## Recorded data
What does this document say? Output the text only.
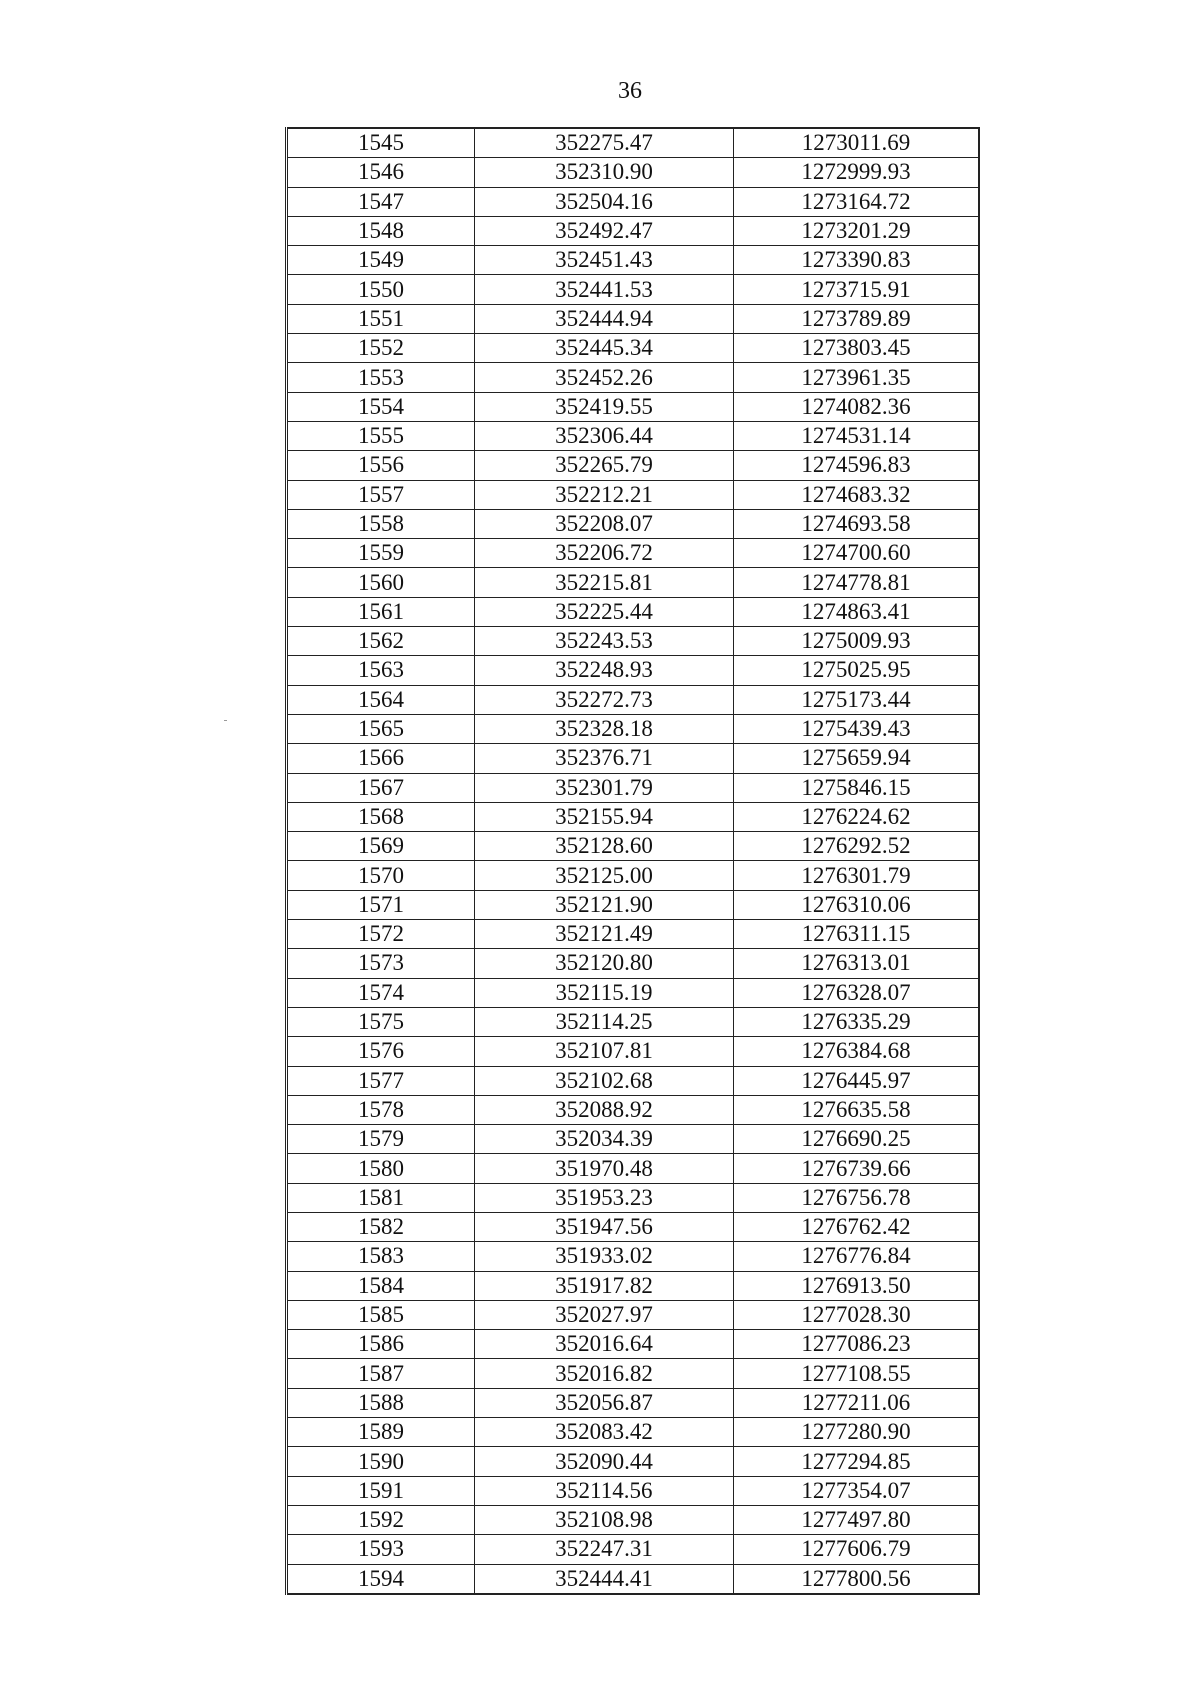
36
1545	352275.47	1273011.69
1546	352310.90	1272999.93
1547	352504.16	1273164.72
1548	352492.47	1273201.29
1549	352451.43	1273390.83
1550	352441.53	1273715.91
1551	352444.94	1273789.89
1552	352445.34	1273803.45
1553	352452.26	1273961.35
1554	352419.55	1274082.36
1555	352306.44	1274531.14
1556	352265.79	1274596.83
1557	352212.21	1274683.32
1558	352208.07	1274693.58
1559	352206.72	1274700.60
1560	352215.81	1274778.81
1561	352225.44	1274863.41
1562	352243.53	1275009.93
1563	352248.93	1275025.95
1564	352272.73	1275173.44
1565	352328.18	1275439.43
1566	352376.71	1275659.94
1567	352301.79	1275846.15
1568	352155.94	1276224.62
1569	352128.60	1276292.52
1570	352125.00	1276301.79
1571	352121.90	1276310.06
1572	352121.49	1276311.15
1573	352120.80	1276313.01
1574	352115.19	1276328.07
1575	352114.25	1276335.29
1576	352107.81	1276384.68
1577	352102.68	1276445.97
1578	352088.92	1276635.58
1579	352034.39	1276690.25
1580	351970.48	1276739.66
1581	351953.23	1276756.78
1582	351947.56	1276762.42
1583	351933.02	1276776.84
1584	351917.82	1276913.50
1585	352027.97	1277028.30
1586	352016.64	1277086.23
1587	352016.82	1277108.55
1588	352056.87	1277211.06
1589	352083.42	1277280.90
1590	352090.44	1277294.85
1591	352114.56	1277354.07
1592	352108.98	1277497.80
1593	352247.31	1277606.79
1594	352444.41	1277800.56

## Goal
Go through the listing above and quote it exactly, apart from its images.

## Answer to this problem
What does this document say? Output the text only.
36
1545	352275.47	1273011.69
1546	352310.90	1272999.93
1547	352504.16	1273164.72
1548	352492.47	1273201.29
1549	352451.43	1273390.83
1550	352441.53	1273715.91
1551	352444.94	1273789.89
1552	352445.34	1273803.45
1553	352452.26	1273961.35
1554	352419.55	1274082.36
1555	352306.44	1274531.14
1556	352265.79	1274596.83
1557	352212.21	1274683.32
1558	352208.07	1274693.58
1559	352206.72	1274700.60
1560	352215.81	1274778.81
1561	352225.44	1274863.41
1562	352243.53	1275009.93
1563	352248.93	1275025.95
1564	352272.73	1275173.44
1565	352328.18	1275439.43
1566	352376.71	1275659.94
1567	352301.79	1275846.15
1568	352155.94	1276224.62
1569	352128.60	1276292.52
1570	352125.00	1276301.79
1571	352121.90	1276310.06
1572	352121.49	1276311.15
1573	352120.80	1276313.01
1574	352115.19	1276328.07
1575	352114.25	1276335.29
1576	352107.81	1276384.68
1577	352102.68	1276445.97
1578	352088.92	1276635.58
1579	352034.39	1276690.25
1580	351970.48	1276739.66
1581	351953.23	1276756.78
1582	351947.56	1276762.42
1583	351933.02	1276776.84
1584	351917.82	1276913.50
1585	352027.97	1277028.30
1586	352016.64	1277086.23
1587	352016.82	1277108.55
1588	352056.87	1277211.06
1589	352083.42	1277280.90
1590	352090.44	1277294.85
1591	352114.56	1277354.07
1592	352108.98	1277497.80
1593	352247.31	1277606.79
1594	352444.41	1277800.56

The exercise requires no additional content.